BRIEF :: Collect every line of the records below that contains the word "backup".

* BEGIN EXTRACTED RECORDS *

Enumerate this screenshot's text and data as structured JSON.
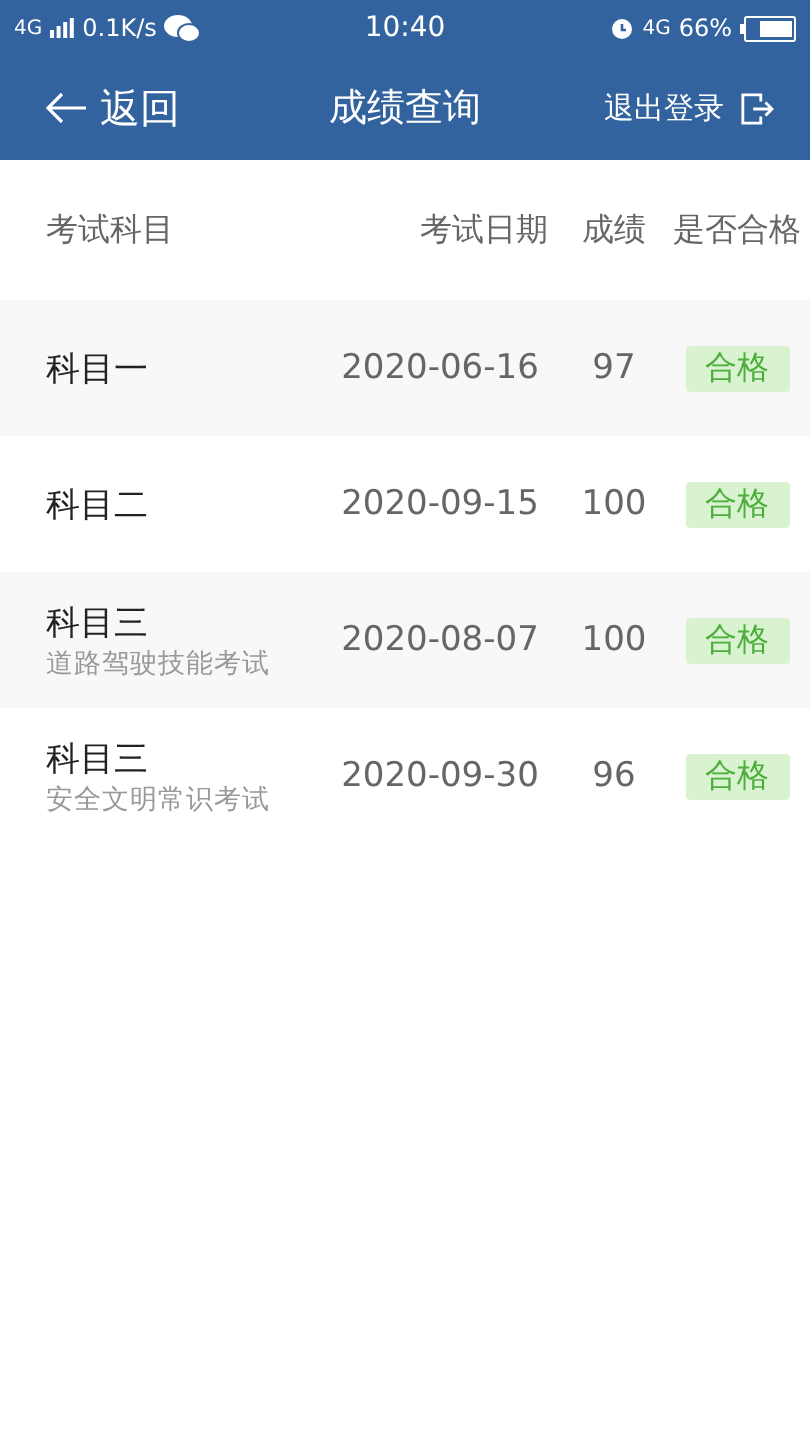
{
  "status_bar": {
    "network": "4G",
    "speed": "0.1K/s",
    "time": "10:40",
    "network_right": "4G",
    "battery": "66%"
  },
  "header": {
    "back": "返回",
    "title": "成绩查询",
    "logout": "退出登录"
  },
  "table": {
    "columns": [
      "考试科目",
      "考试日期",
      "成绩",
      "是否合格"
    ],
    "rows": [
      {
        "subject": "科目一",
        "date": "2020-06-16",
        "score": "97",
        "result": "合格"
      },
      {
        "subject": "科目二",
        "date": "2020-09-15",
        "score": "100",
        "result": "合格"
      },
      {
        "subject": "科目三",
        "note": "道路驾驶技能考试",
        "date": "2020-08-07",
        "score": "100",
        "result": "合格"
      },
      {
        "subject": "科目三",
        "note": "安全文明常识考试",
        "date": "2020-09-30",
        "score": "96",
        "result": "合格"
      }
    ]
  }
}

* END EXTRACTED RECORDS *
* BEGIN EXTRACTED RECORDS *

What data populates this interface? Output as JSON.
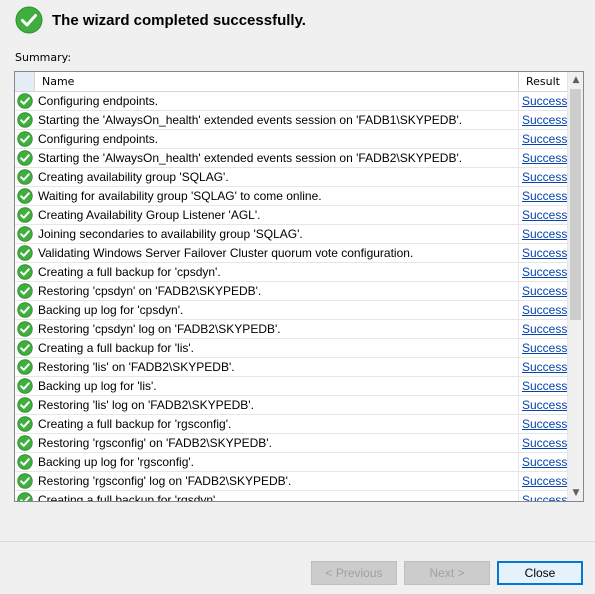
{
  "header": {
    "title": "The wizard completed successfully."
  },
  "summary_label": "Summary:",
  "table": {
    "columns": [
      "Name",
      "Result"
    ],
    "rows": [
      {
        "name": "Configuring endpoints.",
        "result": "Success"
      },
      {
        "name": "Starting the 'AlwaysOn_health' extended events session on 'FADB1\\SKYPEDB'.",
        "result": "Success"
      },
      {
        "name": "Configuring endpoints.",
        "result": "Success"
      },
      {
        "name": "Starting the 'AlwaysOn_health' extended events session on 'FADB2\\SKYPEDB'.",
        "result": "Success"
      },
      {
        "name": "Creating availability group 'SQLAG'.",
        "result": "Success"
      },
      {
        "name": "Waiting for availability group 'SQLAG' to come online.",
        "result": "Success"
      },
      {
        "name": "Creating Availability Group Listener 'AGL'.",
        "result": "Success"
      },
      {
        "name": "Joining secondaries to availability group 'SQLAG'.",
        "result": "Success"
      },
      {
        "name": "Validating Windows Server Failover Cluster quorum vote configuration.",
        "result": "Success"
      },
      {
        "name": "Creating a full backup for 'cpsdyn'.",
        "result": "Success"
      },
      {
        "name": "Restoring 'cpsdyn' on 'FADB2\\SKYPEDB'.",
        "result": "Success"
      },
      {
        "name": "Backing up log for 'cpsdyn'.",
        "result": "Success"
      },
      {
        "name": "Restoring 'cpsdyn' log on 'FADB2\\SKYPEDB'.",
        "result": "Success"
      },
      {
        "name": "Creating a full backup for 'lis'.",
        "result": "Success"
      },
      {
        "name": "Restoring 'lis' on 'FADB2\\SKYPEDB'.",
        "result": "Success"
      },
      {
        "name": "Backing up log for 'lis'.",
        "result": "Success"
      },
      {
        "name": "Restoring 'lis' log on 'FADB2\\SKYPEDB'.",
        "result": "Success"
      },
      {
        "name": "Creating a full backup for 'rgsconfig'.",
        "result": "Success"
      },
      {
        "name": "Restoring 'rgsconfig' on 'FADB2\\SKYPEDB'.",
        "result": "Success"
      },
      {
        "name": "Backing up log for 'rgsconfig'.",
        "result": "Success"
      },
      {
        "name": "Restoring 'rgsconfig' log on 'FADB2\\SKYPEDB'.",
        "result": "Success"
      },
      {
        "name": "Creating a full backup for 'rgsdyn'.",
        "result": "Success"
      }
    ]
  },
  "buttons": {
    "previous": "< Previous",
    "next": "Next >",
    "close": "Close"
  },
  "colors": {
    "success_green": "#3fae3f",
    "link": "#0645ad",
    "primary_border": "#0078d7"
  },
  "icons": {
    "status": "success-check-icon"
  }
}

* END EXTRACTED RECORDS *

FINAL RESULT ::
        "name": "Creating a full backup for 'cpsdyn'.",
        "name": "Creating a full backup for 'lis'.",
        "name": "Creating a full backup for 'rgsconfig'.",
        "name": "Creating a full backup for 'rgsdyn'.",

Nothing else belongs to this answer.